_Your instructions:_ Select and copy every line of the items below that contains the string "series", treating uppercase and lowercase letters as distinct.

_Data entries:_
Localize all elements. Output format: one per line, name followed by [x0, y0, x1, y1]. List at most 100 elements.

---

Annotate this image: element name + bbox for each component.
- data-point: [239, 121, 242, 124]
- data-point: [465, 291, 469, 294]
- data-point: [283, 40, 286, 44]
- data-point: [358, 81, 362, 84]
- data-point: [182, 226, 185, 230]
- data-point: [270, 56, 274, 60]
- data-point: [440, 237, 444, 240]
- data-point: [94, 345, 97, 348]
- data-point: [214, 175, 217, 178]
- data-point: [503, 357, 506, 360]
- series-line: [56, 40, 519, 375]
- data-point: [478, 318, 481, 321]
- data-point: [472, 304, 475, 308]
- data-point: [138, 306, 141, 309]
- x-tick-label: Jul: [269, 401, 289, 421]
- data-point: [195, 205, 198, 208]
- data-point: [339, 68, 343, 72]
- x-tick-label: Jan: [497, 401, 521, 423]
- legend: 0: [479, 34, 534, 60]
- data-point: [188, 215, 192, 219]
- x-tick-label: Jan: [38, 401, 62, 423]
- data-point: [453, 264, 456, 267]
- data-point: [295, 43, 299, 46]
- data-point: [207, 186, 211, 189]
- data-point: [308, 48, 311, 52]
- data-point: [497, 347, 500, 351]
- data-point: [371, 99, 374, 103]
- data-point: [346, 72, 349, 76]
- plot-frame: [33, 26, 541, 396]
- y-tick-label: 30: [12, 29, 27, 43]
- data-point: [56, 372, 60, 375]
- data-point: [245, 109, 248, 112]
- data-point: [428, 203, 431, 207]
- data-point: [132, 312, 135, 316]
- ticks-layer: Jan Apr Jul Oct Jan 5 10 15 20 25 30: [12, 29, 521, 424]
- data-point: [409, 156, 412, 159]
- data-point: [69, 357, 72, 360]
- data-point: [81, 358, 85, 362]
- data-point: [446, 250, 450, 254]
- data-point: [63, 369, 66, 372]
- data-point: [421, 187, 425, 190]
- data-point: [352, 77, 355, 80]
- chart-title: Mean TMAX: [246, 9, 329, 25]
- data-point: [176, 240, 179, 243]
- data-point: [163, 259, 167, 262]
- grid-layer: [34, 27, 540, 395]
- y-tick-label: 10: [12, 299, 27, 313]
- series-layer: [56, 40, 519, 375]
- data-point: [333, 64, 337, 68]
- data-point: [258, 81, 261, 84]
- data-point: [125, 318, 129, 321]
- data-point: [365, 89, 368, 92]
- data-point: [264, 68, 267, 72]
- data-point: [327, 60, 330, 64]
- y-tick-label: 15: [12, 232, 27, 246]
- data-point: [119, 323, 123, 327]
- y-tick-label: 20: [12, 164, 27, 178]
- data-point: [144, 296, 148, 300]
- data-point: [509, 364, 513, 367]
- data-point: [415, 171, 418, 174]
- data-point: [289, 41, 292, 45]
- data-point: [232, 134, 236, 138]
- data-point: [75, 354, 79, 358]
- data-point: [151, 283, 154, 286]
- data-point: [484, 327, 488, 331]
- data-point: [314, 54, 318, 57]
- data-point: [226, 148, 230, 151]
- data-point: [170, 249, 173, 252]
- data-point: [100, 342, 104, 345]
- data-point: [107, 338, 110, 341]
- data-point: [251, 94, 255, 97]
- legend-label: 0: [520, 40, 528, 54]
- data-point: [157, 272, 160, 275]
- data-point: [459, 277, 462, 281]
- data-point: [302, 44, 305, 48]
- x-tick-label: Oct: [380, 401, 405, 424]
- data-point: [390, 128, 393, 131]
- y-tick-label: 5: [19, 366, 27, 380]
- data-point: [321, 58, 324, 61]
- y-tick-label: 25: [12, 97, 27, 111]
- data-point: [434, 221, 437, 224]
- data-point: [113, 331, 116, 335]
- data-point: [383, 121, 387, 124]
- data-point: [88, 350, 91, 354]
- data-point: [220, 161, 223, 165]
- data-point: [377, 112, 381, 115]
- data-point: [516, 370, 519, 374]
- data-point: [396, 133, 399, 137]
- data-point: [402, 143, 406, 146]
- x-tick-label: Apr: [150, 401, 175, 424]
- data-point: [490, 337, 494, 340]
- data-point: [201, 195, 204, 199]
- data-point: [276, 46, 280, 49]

_Response to this exercise:_
- series-line: [56, 40, 519, 375]
- series-layer: [56, 40, 519, 375]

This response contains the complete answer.